What the task requires>
In the listing below, locate the lines that hold the string "this". Copy those lines.

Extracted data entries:
----------

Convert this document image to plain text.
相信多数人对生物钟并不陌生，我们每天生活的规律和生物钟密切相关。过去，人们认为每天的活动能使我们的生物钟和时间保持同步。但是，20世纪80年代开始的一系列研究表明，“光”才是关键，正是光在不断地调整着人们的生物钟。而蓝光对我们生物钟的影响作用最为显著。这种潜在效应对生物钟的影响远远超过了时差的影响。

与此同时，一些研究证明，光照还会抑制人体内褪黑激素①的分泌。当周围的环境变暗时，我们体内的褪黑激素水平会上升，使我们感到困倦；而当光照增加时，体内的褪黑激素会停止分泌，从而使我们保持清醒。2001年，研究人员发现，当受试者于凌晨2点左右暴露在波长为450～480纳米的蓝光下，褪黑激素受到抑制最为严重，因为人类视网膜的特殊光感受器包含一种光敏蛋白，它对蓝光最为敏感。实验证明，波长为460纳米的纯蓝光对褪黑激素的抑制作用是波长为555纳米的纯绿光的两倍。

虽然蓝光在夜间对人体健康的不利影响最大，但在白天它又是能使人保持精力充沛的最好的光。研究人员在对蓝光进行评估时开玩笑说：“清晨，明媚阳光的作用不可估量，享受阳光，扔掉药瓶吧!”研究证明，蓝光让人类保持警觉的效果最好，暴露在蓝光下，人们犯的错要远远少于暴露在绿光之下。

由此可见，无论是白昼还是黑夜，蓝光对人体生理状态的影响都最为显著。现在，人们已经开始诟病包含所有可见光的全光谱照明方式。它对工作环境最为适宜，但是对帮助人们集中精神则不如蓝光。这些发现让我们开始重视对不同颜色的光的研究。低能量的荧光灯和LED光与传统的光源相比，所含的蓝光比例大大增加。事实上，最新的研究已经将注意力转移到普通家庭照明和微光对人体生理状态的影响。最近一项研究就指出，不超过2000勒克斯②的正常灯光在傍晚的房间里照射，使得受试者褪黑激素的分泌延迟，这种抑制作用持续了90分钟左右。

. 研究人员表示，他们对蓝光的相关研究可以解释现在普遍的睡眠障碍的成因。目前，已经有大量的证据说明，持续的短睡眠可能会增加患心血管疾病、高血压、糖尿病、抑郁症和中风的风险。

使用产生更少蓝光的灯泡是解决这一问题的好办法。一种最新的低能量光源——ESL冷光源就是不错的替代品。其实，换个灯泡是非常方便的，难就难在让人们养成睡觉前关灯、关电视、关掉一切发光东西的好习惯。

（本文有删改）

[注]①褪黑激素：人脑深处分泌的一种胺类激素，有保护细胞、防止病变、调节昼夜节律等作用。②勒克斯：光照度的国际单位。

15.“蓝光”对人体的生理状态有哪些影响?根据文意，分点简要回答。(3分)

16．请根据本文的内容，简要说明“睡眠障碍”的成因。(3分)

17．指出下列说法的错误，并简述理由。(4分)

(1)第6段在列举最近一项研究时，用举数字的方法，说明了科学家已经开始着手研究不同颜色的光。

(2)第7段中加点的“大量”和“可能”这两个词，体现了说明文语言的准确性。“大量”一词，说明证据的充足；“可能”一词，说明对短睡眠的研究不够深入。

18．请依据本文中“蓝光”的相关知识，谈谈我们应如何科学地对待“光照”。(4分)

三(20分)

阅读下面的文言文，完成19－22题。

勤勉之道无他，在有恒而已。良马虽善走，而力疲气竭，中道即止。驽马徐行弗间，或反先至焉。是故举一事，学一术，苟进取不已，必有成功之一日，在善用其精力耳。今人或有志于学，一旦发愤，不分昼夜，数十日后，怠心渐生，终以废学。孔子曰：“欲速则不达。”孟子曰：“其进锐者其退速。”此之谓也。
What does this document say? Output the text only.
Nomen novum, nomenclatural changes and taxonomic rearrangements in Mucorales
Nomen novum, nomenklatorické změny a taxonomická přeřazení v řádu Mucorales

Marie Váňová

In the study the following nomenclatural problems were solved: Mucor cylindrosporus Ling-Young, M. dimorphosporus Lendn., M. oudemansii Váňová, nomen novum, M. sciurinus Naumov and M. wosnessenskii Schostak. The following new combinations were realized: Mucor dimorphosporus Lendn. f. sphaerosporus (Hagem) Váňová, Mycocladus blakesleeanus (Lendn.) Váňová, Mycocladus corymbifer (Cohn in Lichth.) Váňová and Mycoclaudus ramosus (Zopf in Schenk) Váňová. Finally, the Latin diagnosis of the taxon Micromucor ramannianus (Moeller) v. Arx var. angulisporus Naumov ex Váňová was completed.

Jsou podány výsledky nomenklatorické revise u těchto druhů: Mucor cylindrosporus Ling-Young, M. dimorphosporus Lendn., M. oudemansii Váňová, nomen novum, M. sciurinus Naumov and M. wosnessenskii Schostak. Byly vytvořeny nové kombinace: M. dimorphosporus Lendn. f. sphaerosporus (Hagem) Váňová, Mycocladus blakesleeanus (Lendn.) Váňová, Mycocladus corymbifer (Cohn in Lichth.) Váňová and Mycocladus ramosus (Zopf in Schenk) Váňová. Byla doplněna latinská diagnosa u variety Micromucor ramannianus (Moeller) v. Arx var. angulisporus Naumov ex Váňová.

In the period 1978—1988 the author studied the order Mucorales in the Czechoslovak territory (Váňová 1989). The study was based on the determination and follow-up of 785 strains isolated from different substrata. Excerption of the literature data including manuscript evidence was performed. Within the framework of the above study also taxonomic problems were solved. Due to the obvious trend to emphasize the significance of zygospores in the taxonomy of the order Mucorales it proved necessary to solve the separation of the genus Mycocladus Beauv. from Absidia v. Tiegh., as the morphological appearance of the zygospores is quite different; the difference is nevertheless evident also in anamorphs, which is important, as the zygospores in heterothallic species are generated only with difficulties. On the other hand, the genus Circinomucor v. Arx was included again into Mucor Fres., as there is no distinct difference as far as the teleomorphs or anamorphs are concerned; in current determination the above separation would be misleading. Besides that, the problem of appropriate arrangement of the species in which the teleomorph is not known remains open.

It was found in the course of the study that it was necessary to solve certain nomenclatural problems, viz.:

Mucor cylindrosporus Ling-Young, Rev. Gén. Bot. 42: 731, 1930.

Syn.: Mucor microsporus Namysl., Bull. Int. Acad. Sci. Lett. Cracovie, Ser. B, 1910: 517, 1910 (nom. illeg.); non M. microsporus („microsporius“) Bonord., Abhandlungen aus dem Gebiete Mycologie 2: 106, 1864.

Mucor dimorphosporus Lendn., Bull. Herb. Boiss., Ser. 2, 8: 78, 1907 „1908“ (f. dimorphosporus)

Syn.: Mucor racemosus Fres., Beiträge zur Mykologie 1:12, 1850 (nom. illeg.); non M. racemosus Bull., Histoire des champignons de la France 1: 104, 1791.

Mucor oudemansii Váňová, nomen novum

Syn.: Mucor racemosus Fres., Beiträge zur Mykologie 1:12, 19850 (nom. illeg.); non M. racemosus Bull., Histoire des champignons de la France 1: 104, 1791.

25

----------

Problem solution>
Convert this document image to plain text.
What does this document say? Output the text only.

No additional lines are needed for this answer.